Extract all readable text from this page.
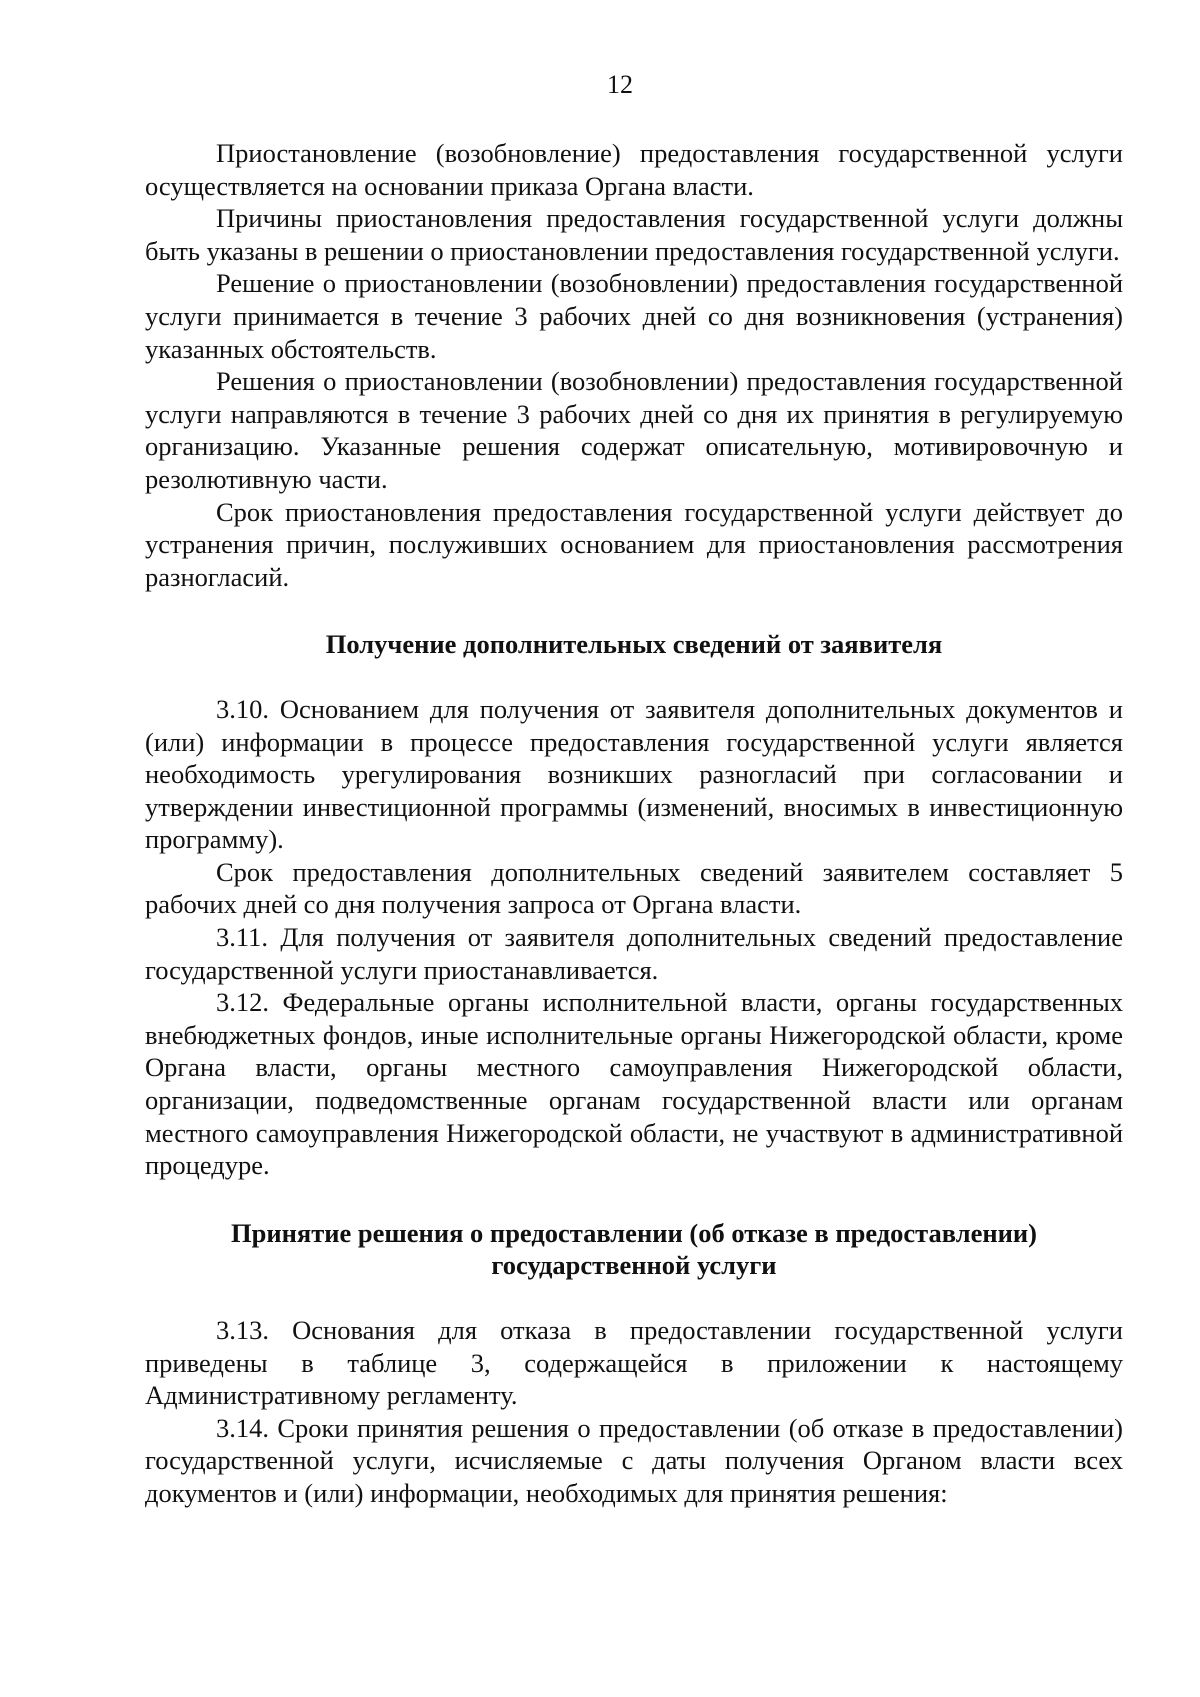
12

Приостановление (возобновление) предоставления государственной услуги осуществляется на основании приказа Органа власти.

Причины приостановления предоставления государственной услуги должны быть указаны в решении о приостановлении предоставления государственной услуги.

Решение о приостановлении (возобновлении) предоставления государственной услуги принимается в течение 3 рабочих дней со дня возникновения (устранения) указанных обстоятельств.

Решения о приостановлении (возобновлении) предоставления государственной услуги направляются в течение 3 рабочих дней со дня их принятия в регулируемую организацию. Указанные решения содержат описательную, мотивировочную и резолютивную части.

Срок приостановления предоставления государственной услуги действует до устранения причин, послуживших основанием для приостановления рассмотрения разногласий.

Получение дополнительных сведений от заявителя

3.10. Основанием для получения от заявителя дополнительных документов и (или) информации в процессе предоставления государственной услуги является необходимость урегулирования возникших разногласий при согласовании и утверждении инвестиционной программы (изменений, вносимых в инвестиционную программу).

Срок предоставления дополнительных сведений заявителем составляет 5 рабочих дней со дня получения запроса от Органа власти.

3.11. Для получения от заявителя дополнительных сведений предоставление государственной услуги приостанавливается.

3.12. Федеральные органы исполнительной власти, органы государственных внебюджетных фондов, иные исполнительные органы Нижегородской области, кроме Органа власти, органы местного самоуправления Нижегородской области, организации, подведомственные органам государственной власти или органам местного самоуправления Нижегородской области, не участвуют в административной процедуре.

Принятие решения о предоставлении (об отказе в предоставлении)
государственной услуги

3.13. Основания для отказа в предоставлении государственной услуги приведены в таблице 3, содержащейся в приложении к настоящему Административному регламенту.

3.14. Сроки принятия решения о предоставлении (об отказе в предоставлении) государственной услуги, исчисляемые с даты получения Органом власти всех документов и (или) информации, необходимых для принятия решения:
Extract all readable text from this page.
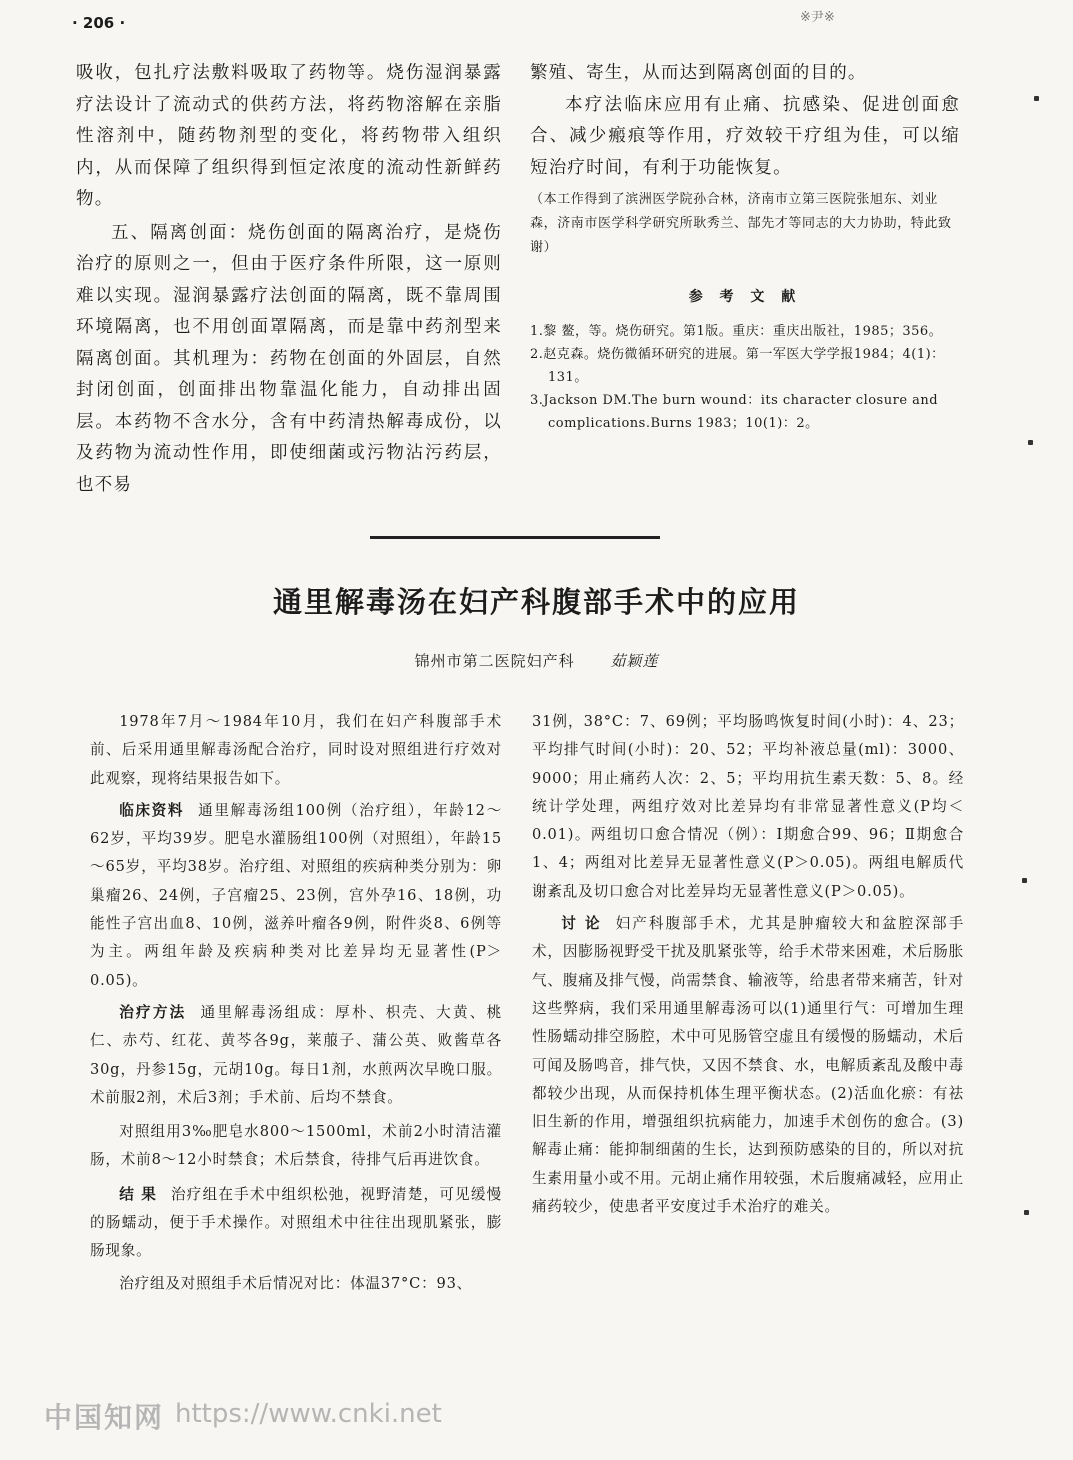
· 206 ·	※尹※

吸收，包扎疗法敷料吸取了药物等。烧伤湿润暴露疗法设计了流动式的供药方法，将药物溶解在亲脂性溶剂中，随药物剂型的变化，将药物带入组织内，从而保障了组织得到恒定浓度的流动性新鲜药物。

五、隔离创面：烧伤创面的隔离治疗，是烧伤治疗的原则之一，但由于医疗条件所限，这一原则难以实现。湿润暴露疗法创面的隔离，既不靠周围环境隔离，也不用创面罩隔离，而是靠中药剂型来隔离创面。其机理为：药物在创面的外固层，自然封闭创面，创面排出物靠温化能力，自动排出固层。本药物不含水分，含有中药清热解毒成份，以及药物为流动性作用，即使细菌或污物沾污药层，也不易

繁殖、寄生，从而达到隔离创面的目的。

本疗法临床应用有止痛、抗感染、促进创面愈合、减少瘢痕等作用，疗效较干疗组为佳，可以缩短治疗时间，有利于功能恢复。

（本工作得到了滨洲医学院孙合林，济南市立第三医院张旭东、刘业森，济南市医学科学研究所耿秀兰、郜先才等同志的大力协助，特此致谢）

参 考 文 献

1.黎 鳌，等。烧伤研究。第1版。重庆：重庆出版社，1985；356。

2.赵克森。烧伤微循环研究的进展。第一军医大学学报1984；4(1)：131。

3.Jackson DM.The burn wound：its character closure and complications.Burns 1983；10(1)：2。

通里解毒汤在妇产科腹部手术中的应用
锦州市第二医院妇产科 茹颖莲

1978年7月～1984年10月，我们在妇产科腹部手术前、后采用通里解毒汤配合治疗，同时设对照组进行疗效对此观察，现将结果报告如下。

临床资料 通里解毒汤组100例（治疗组），年龄12～62岁，平均39岁。肥皂水灌肠组100例（对照组），年龄15～65岁，平均38岁。治疗组、对照组的疾病种类分别为：卵巢瘤26、24例，子宫瘤25、23例，宫外孕16、18例，功能性子宫出血8、10例，滋养叶瘤各9例，附件炎8、6例等为主。两组年龄及疾病种类对比差异均无显著性(P＞0.05)。

治疗方法 通里解毒汤组成：厚朴、枳壳、大黄、桃仁、赤芍、红花、黄芩各9g，莱菔子、蒲公英、败酱草各30g，丹参15g，元胡10g。每日1剂，水煎两次早晚口服。术前服2剂，术后3剂；手术前、后均不禁食。

对照组用3‰肥皂水800～1500ml，术前2小时清洁灌肠，术前8～12小时禁食；术后禁食，待排气后再进饮食。

结 果 治疗组在手术中组织松弛，视野清楚，可见缓慢的肠蠕动，便于手术操作。对照组术中往往出现肌紧张，膨肠现象。

治疗组及对照组手术后情况对比：体温37°C：93、

31例，38°C：7、69例；平均肠鸣恢复时间(小时)：4、23；平均排气时间(小时)：20、52；平均补液总量(ml)：3000、9000；用止痛药人次：2、5；平均用抗生素天数：5、8。经统计学处理，两组疗效对比差异均有非常显著性意义(P均＜0.01)。两组切口愈合情况（例）：Ⅰ期愈合99、96；Ⅱ期愈合1、4；两组对比差异无显著性意义(P＞0.05)。两组电解质代谢紊乱及切口愈合对比差异均无显著性意义(P＞0.05)。

讨 论 妇产科腹部手术，尤其是肿瘤较大和盆腔深部手术，因膨肠视野受干扰及肌紧张等，给手术带来困难，术后肠胀气、腹痛及排气慢，尚需禁食、输液等，给患者带来痛苦，针对这些弊病，我们采用通里解毒汤可以(1)通里行气：可增加生理性肠蠕动排空肠腔，术中可见肠管空虚且有缓慢的肠蠕动，术后可闻及肠鸣音，排气快，又因不禁食、水，电解质紊乱及酸中毒都较少出现，从而保持机体生理平衡状态。(2)活血化瘀：有祛旧生新的作用，增强组织抗病能力，加速手术创伤的愈合。(3)解毒止痛：能抑制细菌的生长，达到预防感染的目的，所以对抗生素用量小或不用。元胡止痛作用较强，术后腹痛减轻，应用止痛药较少，使患者平安度过手术治疗的难关。

中国知网 https://www.cnki.net
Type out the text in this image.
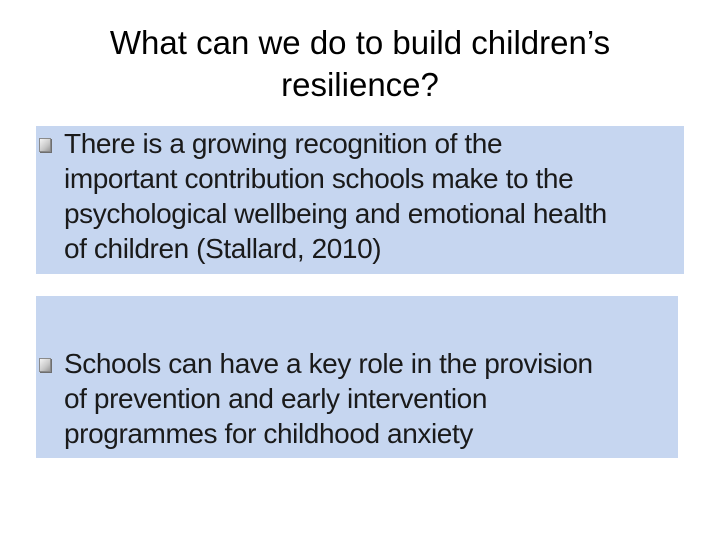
What can we do to build children’s resilience?
There is a growing recognition of the
important contribution schools make to the
psychological wellbeing and emotional health
of children (Stallard, 2010)
Schools can have a key role in the provision
of prevention and early intervention
programmes for childhood anxiety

● ● ● ●

» **Requirement**
Copy every record above exactly, leaving out any pictures.

» **Final answer**
Extract all readable text from this page.
12

Приостановление (возобновление) предоставления государственной услуги осуществляется на основании приказа Органа власти.

Причины приостановления предоставления государственной услуги должны быть указаны в решении о приостановлении предоставления государственной услуги.

Решение о приостановлении (возобновлении) предоставления государственной услуги принимается в течение 3 рабочих дней со дня возникновения (устранения) указанных обстоятельств.

Решения о приостановлении (возобновлении) предоставления государственной услуги направляются в течение 3 рабочих дней со дня их принятия в регулируемую организацию. Указанные решения содержат описательную, мотивировочную и резолютивную части.

Срок приостановления предоставления государственной услуги действует до устранения причин, послуживших основанием для приостановления рассмотрения разногласий.

Получение дополнительных сведений от заявителя

3.10. Основанием для получения от заявителя дополнительных документов и (или) информации в процессе предоставления государственной услуги является необходимость урегулирования возникших разногласий при согласовании и утверждении инвестиционной программы (изменений, вносимых в инвестиционную программу).

Срок предоставления дополнительных сведений заявителем составляет 5 рабочих дней со дня получения запроса от Органа власти.

3.11. Для получения от заявителя дополнительных сведений предоставление государственной услуги приостанавливается.

3.12. Федеральные органы исполнительной власти, органы государственных внебюджетных фондов, иные исполнительные органы Нижегородской области, кроме Органа власти, органы местного самоуправления Нижегородской области, организации, подведомственные органам государственной власти или органам местного самоуправления Нижегородской области, не участвуют в административной процедуре.

Принятие решения о предоставлении (об отказе в предоставлении)
государственной услуги

3.13. Основания для отказа в предоставлении государственной услуги приведены в таблице 3, содержащейся в приложении к настоящему Административному регламенту.

3.14. Сроки принятия решения о предоставлении (об отказе в предоставлении) государственной услуги, исчисляемые с даты получения Органом власти всех документов и (или) информации, необходимых для принятия решения:
Extract all readable text from this page.
· 206 ·	※尹※

吸收，包扎疗法敷料吸取了药物等。烧伤湿润暴露疗法设计了流动式的供药方法，将药物溶解在亲脂性溶剂中，随药物剂型的变化，将药物带入组织内，从而保障了组织得到恒定浓度的流动性新鲜药物。

五、隔离创面：烧伤创面的隔离治疗，是烧伤治疗的原则之一，但由于医疗条件所限，这一原则难以实现。湿润暴露疗法创面的隔离，既不靠周围环境隔离，也不用创面罩隔离，而是靠中药剂型来隔离创面。其机理为：药物在创面的外固层，自然封闭创面，创面排出物靠温化能力，自动排出固层。本药物不含水分，含有中药清热解毒成份，以及药物为流动性作用，即使细菌或污物沾污药层，也不易

繁殖、寄生，从而达到隔离创面的目的。

本疗法临床应用有止痛、抗感染、促进创面愈合、减少瘢痕等作用，疗效较干疗组为佳，可以缩短治疗时间，有利于功能恢复。

（本工作得到了滨洲医学院孙合林，济南市立第三医院张旭东、刘业森，济南市医学科学研究所耿秀兰、郜先才等同志的大力协助，特此致谢）

参 考 文 献

1.黎 鳌，等。烧伤研究。第1版。重庆：重庆出版社，1985；356。

2.赵克森。烧伤微循环研究的进展。第一军医大学学报1984；4(1)：131。

3.Jackson DM.The burn wound：its character closure and complications.Burns 1983；10(1)：2。

通里解毒汤在妇产科腹部手术中的应用
锦州市第二医院妇产科 茹颖莲

1978年7月～1984年10月，我们在妇产科腹部手术前、后采用通里解毒汤配合治疗，同时设对照组进行疗效对此观察，现将结果报告如下。

临床资料 通里解毒汤组100例（治疗组），年龄12～62岁，平均39岁。肥皂水灌肠组100例（对照组），年龄15～65岁，平均38岁。治疗组、对照组的疾病种类分别为：卵巢瘤26、24例，子宫瘤25、23例，宫外孕16、18例，功能性子宫出血8、10例，滋养叶瘤各9例，附件炎8、6例等为主。两组年龄及疾病种类对比差异均无显著性(P＞0.05)。

治疗方法 通里解毒汤组成：厚朴、枳壳、大黄、桃仁、赤芍、红花、黄芩各9g，莱菔子、蒲公英、败酱草各30g，丹参15g，元胡10g。每日1剂，水煎两次早晚口服。术前服2剂，术后3剂；手术前、后均不禁食。

对照组用3‰肥皂水800～1500ml，术前2小时清洁灌肠，术前8～12小时禁食；术后禁食，待排气后再进饮食。

结 果 治疗组在手术中组织松弛，视野清楚，可见缓慢的肠蠕动，便于手术操作。对照组术中往往出现肌紧张，膨肠现象。

治疗组及对照组手术后情况对比：体温37°C：93、

31例，38°C：7、69例；平均肠鸣恢复时间(小时)：4、23；平均排气时间(小时)：20、52；平均补液总量(ml)：3000、9000；用止痛药人次：2、5；平均用抗生素天数：5、8。经统计学处理，两组疗效对比差异均有非常显著性意义(P均＜0.01)。两组切口愈合情况（例）：Ⅰ期愈合99、96；Ⅱ期愈合1、4；两组对比差异无显著性意义(P＞0.05)。两组电解质代谢紊乱及切口愈合对比差异均无显著性意义(P＞0.05)。

讨 论 妇产科腹部手术，尤其是肿瘤较大和盆腔深部手术，因膨肠视野受干扰及肌紧张等，给手术带来困难，术后肠胀气、腹痛及排气慢，尚需禁食、输液等，给患者带来痛苦，针对这些弊病，我们采用通里解毒汤可以(1)通里行气：可增加生理性肠蠕动排空肠腔，术中可见肠管空虚且有缓慢的肠蠕动，术后可闻及肠鸣音，排气快，又因不禁食、水，电解质紊乱及酸中毒都较少出现，从而保持机体生理平衡状态。(2)活血化瘀：有祛旧生新的作用，增强组织抗病能力，加速手术创伤的愈合。(3)解毒止痛：能抑制细菌的生长，达到预防感染的目的，所以对抗生素用量小或不用。元胡止痛作用较强，术后腹痛减轻，应用止痛药较少，使患者平安度过手术治疗的难关。

中国知网 https://www.cnki.net
Type out the text in this image.
What can we do to build children’s resilience?
There is a growing recognition of the
important contribution schools make to the
psychological wellbeing and emotional health
of children (Stallard, 2010)
Schools can have a key role in the provision
of prevention and early intervention
programmes for childhood anxiety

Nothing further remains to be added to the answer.